RECORDS PROVIDED:
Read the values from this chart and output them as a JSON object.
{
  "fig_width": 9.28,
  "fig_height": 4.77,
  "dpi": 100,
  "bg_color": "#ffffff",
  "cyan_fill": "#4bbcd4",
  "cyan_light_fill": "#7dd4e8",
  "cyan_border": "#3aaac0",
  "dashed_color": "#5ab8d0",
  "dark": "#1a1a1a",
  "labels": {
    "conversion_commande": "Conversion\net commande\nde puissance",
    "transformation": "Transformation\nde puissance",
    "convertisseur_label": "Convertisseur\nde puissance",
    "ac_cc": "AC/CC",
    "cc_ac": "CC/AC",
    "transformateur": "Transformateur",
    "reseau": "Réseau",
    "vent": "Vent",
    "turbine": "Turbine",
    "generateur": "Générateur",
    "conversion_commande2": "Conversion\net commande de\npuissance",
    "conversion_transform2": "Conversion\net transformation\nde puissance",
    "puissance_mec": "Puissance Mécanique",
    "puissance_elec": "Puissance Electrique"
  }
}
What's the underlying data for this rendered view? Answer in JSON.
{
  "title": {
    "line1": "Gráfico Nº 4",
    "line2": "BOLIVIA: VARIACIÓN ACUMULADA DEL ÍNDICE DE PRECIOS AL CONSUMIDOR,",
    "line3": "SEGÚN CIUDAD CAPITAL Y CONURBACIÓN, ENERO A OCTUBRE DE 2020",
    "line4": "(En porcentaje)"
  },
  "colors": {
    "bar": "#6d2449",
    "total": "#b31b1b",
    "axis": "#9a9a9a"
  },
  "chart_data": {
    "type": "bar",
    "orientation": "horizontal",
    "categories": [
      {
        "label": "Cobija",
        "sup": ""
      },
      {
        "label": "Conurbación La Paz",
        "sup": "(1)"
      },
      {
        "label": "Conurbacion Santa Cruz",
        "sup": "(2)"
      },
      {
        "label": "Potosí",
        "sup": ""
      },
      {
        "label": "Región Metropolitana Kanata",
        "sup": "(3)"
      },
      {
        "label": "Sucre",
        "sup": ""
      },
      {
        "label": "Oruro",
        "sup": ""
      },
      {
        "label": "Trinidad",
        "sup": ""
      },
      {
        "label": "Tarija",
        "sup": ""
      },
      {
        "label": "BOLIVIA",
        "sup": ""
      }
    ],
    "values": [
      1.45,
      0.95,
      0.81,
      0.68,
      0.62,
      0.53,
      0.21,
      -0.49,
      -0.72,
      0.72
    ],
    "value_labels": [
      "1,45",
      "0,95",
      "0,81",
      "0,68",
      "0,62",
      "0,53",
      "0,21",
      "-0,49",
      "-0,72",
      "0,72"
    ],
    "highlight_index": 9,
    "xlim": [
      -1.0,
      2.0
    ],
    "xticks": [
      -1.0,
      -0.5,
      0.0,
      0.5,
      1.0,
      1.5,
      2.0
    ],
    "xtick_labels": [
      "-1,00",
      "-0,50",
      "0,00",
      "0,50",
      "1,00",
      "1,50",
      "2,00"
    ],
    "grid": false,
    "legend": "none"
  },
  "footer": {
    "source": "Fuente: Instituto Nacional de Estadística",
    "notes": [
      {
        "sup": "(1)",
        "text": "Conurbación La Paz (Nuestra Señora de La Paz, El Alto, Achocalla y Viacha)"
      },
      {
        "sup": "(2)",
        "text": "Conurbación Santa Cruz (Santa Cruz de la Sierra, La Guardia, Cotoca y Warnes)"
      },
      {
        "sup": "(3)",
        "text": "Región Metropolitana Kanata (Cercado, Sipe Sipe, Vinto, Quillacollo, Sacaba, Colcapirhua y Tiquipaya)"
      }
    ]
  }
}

TASK REQUIREMENTS: Search the lines for "values". Copy each line that has it.

EXERCISE ANSWER:
Read the values from this chart and output them as a JSON object.
    "values": [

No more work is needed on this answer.